[Dataset items]

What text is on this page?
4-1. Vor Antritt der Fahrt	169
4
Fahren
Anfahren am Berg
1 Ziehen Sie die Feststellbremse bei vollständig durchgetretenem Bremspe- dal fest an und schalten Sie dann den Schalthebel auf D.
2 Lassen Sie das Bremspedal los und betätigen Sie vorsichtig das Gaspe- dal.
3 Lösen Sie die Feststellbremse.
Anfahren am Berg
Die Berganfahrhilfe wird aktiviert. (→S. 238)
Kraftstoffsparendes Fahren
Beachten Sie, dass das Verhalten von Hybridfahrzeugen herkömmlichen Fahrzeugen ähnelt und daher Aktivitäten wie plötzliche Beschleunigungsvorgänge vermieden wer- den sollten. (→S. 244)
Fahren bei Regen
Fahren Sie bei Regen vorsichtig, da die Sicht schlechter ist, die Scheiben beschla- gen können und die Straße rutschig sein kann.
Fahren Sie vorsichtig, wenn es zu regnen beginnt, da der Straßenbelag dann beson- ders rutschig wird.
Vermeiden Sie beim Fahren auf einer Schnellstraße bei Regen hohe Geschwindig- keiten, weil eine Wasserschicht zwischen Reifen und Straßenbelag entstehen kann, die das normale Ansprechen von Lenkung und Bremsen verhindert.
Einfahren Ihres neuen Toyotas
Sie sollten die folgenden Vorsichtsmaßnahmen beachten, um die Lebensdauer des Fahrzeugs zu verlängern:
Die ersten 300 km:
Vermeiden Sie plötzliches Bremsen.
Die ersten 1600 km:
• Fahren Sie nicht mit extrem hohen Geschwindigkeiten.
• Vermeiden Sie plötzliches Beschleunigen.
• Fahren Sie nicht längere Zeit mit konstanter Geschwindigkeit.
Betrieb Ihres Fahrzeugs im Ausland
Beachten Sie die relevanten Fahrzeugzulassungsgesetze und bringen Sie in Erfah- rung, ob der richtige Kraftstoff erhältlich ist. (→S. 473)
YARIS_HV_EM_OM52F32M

Written problem: Of all the lines in the data above, state how many include "Ihres". Say only the number.

Answer below: 2